Esta situación ha creado un trauma en muchos
hijos que han tenido que sufrir la forzosa separación de sus padres infectados
por el virus sin posibilidad, por imperativo legal, de atenderlos personalmente
en los que han sido los últimos momentos de la vida de éstos.
Sin embargo, esta situación, salvo el dolor propio
por el forzoso alejamiento entre los dos miembros de la familia, podía quedar
íntimamente paliado precisamente por el hecho de venir impuesto legalmente con
miras a evitar un mayor perjuicio en la comunidad.
Tras esa otra observación salto a una nueva -y
definitiva- con ella relacionada:
Me refiero a la situación que se da normalmente en muchos
de los casos de internamiento de los padres en Residencias de Mayores. En la relación padre / hijo, (y más
acusadamente si se trata de una madre en relación con alguno de sus
descendientes, como ya he reiterado). Aquél, en edad provecta, sin medios
económicos para vivir con independencia, pero en inmejorables relaciones con su
amante hijo; éste, casado felizmente y con familia propia de tierna edad.
Y es aquí donde enlazo con
la observación expuesta en la primera parte de esta nota.

# # # # #

● Ejercicios y tareas
- a) Traduce al inglés esta oración del fragmento sobre los padres internados en residencias de mayores: «Y es aquí donde enlazo con la observación expuesta en la primera parte de esta nota».
- b) Según el fragmento sobre los padres internados en residencias de mayores, ¿qué ha provocado en muchos hijos la separación forzosa de sus padres infectados por el virus?
- c) Prosigue el fragmento sobre los padres internados en residencias de mayores a partir de donde termina.

# # # # #

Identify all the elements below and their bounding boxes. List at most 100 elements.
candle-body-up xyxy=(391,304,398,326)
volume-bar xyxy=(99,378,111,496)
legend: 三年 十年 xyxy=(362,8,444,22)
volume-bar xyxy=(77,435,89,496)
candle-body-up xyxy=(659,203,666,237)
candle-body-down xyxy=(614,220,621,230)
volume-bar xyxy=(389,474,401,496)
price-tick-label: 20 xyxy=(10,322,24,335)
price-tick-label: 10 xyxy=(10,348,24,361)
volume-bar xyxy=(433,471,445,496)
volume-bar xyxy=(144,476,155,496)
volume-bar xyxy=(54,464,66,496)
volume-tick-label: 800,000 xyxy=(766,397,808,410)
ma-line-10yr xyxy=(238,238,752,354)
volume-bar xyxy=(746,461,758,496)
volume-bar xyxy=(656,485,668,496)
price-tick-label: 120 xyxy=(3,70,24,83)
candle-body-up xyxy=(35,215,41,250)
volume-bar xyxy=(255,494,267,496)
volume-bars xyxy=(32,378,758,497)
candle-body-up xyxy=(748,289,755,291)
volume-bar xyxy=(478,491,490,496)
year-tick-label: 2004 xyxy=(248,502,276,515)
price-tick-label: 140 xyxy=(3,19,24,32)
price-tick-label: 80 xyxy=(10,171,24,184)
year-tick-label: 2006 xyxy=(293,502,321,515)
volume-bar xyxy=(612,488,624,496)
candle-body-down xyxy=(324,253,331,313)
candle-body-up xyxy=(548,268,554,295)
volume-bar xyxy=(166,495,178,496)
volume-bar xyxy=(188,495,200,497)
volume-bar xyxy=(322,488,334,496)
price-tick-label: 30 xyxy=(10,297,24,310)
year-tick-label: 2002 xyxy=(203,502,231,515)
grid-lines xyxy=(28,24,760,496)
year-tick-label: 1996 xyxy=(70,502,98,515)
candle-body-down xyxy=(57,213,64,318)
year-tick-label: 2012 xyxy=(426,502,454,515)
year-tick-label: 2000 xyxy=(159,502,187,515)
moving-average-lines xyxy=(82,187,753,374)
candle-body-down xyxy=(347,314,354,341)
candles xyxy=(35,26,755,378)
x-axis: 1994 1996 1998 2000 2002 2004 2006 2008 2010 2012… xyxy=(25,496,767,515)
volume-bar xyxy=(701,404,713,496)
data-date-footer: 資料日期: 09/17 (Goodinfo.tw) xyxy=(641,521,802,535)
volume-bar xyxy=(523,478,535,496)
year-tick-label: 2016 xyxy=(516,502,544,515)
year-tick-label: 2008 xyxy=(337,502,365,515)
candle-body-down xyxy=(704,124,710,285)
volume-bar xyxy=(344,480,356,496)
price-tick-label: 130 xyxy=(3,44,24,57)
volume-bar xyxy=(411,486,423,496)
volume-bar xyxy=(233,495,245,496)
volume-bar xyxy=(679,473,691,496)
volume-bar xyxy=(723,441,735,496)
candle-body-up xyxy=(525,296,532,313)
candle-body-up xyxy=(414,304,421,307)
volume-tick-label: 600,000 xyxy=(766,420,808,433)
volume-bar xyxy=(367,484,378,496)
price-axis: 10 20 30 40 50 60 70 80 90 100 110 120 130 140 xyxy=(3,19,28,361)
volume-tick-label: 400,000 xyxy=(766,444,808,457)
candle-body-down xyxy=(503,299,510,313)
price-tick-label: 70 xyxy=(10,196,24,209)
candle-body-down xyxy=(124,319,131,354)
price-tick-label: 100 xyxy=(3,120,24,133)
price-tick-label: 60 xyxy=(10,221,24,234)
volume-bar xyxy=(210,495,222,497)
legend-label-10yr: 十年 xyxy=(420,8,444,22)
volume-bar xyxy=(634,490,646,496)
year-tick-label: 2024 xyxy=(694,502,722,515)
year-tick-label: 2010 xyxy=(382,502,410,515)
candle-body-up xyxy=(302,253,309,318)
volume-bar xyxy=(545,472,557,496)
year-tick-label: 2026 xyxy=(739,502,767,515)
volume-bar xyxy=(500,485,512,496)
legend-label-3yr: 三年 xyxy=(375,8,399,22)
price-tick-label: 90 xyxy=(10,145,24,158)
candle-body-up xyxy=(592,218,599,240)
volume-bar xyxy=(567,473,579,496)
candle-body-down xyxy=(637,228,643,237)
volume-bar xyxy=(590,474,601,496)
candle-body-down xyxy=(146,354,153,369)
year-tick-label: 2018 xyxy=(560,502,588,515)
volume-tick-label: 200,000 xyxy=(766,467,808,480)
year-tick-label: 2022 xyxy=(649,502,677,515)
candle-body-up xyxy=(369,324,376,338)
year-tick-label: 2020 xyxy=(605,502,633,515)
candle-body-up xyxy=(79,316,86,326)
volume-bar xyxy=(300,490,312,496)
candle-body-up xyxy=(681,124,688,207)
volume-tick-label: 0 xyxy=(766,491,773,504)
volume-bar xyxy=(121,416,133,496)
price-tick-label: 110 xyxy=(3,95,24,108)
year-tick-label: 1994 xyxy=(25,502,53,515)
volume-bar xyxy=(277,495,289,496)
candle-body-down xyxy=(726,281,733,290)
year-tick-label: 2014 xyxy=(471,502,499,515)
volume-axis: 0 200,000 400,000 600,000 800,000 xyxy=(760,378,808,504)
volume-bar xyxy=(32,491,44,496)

# # # # #

● Respuestas numeradas
- a) And it is here that I connect with the observation set out in the first part of this note.

- b) Un trauma.

- c)
La Sociedad, contraviniendo de hecho las tendencias
de la Naturaleza, ha impuesto la costumbre de asilar a los padres, y a mayores
incapacitados en tales Residencias de modo tal que es habitual en la sociedad actual
ese internamiento que, entre otras connotaciones, permite, de un lado,
proporcionar a los ancianos un mejor trato médico y cuidado de sus minusvalías
o dolencias, y, de otro, dotar a los hijos de mayor espacio en sus domicilios,
mayor confidencialidad en el matrimonio y, por ende, mayor armonía familiar.
Pero, en ese marco idílico subyace el germen de un
trauma psicológico.
El anciano
no solo necesita cuidados médicos, que posiblemente serán los más ostensibles,
necesitan también cariño, necesitan sentirse arropados por el calor familiar,
sentirse queridos por los miembros de su
familia, y, si no necesitados por ellos, al menos atendidos en las costumbres y
manías de sus preferencias. Y eso, por mejores cuidadores que tengan en la
Residencia, no lo pueden recibir en ésta.
Y aquí está, al final, el objeto de mi observación.
El padre, o
madre, sufrirá enseguida esa ausencia de proximidad familiar, y, cada vez con
mayor intensidad y nuevos argumentos afectivos, comunicará al hijo su necesidad
y su preferencia por volver a gozar de la familia en el domicilio. De otro
lado, el hijo soportará, por parte de la esposa, el rechazo, más o menos
explícito, a consentir tal decisión, aduciendo mil razones que harán difícil contradecirla
sin romper la armonía familiar.
Un grave
problema anímico. Pero, un problema que, a lo que sé, siempre tiene la misma
solución “dejar las cosas como están”. Porque el hijo convive con su
esposa y sus hijos, y es esta compañía la más inmediata y permanente necesidad
a cubrir. El
padre/madre
-se esforzará en pensar el hijo- está allá, lejos; y, al fin, con sus necesidades
perentorias atendidas.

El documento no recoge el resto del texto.